**SEITENAUSZUG:**

Schokolade, Dauerregen und schlechte Radwege
Von Amsterdam nach Flensburg: 600 km mit dem Lastenrad für eine gute Idee. Ein Erfahrungsbericht von der Schokofahrt 2024 von Joachim Pohl.
Seit 2019 erhält das Café des Flensburger Schifffahrtsmuseums emissionsfrei produzierte und per Rad transportierte Schokolade aus Amsterdam. In den vergangenen Jahren haben wechselnde Fahrer*innen als Staffel oder über die gesamte Strecke hin und zurück die Schokolade nach Flensburg gebracht. Doch in diesem Jahr zeichnete sich früh die zweite Schokofahrt ohne Flensburger Beteiligung ab - bis Beate Falkenberg. Betreiberin von Shop und Café im Museum, sich kurzerhand entschloss, selbst einen Teil der Strecke zu fahren. Sie teilte sich die Strecke mit ADFC SH-Vorstandsmitglied Timo Höfker, der das Cargo-Pedelec nach Amsterdam kutschierte. Beate Falkenberg fuhr es beladen zurück. Der Autor Joachim Pohl, seit vielen Jahren ADFC-Mitglied, hat sie begleitet.

**AUFGABE:** Nenne alle Personen, die im obigen Bericht über die Schokofahrt 2024 mit Namen vorkommen.

**BEREITGESTELLTE EINTRÄGE:**
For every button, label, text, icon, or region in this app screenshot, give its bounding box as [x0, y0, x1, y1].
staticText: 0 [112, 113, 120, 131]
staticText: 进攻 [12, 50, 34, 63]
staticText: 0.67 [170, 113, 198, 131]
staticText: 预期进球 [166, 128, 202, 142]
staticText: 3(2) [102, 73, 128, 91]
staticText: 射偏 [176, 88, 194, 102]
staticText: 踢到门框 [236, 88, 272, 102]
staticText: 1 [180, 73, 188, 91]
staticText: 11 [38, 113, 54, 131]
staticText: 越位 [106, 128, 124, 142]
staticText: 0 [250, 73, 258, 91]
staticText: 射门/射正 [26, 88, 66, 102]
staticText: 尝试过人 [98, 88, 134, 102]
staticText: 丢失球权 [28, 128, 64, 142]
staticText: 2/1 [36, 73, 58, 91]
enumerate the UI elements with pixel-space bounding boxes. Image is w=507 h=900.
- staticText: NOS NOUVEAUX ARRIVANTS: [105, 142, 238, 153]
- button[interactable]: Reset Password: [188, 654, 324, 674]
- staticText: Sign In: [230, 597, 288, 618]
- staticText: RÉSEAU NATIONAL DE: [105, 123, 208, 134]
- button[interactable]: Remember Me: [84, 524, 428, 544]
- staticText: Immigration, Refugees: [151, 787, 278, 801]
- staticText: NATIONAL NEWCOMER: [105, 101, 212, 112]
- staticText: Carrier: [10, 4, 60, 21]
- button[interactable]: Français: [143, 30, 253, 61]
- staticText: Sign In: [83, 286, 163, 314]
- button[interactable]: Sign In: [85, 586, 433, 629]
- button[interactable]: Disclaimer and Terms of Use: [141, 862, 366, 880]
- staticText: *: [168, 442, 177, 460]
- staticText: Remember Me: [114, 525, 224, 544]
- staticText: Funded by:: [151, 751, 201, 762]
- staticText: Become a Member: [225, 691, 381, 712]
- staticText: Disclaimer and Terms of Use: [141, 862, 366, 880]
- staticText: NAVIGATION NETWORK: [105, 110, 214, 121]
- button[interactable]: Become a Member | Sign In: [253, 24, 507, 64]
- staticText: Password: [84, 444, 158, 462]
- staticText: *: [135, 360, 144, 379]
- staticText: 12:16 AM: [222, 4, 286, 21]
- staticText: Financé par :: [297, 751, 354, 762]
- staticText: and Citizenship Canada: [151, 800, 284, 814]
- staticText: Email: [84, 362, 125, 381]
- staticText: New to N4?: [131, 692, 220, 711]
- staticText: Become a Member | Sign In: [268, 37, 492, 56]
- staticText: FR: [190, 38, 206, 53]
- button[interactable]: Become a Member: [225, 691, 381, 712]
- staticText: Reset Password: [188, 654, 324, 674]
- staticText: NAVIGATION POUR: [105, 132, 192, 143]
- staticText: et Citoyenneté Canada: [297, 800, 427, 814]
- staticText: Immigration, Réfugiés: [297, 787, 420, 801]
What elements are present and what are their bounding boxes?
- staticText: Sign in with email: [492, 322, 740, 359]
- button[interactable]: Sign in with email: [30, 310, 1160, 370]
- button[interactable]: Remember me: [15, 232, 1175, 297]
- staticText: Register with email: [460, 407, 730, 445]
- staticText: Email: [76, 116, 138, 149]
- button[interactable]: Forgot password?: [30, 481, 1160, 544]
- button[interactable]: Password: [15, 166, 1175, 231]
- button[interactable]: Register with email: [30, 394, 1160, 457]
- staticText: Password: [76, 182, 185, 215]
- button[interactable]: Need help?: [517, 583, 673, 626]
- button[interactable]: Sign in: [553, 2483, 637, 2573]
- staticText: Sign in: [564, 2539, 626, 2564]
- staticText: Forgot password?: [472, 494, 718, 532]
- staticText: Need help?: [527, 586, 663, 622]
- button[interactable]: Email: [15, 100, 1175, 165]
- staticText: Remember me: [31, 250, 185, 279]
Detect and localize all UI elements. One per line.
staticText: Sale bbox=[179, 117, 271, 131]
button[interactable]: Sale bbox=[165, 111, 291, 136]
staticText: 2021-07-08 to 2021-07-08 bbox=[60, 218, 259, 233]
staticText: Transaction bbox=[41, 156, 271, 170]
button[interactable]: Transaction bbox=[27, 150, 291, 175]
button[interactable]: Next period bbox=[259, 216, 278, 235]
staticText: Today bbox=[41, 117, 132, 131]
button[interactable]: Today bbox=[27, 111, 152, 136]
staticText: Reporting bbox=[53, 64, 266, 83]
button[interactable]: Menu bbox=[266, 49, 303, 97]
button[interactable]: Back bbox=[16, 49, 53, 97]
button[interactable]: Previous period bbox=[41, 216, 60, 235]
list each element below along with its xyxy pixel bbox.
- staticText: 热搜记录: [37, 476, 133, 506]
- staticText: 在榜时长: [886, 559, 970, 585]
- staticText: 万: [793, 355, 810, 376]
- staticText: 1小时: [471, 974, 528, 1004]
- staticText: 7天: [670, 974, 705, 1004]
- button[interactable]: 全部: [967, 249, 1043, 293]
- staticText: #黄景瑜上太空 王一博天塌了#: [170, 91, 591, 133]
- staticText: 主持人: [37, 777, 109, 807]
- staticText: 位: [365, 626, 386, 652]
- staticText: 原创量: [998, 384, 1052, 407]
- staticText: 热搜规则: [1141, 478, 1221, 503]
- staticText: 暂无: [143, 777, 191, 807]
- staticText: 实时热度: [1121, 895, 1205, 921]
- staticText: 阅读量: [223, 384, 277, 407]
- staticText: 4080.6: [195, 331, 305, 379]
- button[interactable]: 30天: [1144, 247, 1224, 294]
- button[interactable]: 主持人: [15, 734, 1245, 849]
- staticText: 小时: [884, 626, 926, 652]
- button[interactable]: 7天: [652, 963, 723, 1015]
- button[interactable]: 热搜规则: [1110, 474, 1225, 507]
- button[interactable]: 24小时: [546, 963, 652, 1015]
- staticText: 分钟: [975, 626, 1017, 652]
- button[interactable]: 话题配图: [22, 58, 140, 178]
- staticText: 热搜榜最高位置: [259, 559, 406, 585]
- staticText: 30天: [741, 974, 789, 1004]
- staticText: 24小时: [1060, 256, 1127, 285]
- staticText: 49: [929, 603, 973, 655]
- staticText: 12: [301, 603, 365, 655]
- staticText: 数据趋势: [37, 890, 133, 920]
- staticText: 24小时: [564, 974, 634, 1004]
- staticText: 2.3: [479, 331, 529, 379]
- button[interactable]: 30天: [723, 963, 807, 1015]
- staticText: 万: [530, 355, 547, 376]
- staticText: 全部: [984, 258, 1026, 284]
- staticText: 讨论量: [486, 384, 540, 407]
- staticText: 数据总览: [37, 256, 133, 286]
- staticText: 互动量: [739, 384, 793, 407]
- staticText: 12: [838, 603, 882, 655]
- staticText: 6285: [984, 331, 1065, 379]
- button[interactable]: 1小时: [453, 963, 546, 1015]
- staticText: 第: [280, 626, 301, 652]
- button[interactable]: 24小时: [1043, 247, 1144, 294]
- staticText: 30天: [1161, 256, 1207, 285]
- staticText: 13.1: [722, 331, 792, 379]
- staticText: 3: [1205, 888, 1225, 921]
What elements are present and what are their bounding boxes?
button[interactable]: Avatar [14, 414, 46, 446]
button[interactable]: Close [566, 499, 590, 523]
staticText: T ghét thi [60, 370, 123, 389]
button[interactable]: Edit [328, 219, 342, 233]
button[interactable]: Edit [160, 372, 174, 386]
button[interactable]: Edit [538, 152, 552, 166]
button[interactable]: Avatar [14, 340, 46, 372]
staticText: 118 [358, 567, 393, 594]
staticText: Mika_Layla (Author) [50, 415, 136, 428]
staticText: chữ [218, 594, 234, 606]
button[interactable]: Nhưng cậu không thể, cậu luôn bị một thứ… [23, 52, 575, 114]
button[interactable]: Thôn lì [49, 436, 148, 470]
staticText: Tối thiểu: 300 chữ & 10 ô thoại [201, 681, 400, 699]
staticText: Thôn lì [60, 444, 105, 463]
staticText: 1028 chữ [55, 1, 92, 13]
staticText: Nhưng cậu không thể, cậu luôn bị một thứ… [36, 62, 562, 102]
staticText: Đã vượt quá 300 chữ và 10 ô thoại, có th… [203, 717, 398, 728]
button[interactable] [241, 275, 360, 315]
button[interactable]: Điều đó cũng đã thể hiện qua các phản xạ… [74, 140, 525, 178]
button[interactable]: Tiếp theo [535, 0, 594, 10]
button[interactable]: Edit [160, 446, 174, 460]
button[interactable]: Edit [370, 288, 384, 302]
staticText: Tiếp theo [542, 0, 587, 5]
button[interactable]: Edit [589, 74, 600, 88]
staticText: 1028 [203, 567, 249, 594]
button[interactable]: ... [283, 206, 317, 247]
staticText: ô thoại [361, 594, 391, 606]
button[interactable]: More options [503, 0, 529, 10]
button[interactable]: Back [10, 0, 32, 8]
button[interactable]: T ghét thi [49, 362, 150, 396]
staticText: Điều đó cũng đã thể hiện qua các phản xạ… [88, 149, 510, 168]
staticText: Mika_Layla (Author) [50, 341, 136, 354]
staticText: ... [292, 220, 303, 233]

**ANTWORT:** Joachim Pohl, Beate Falkenberg, Timo Höfker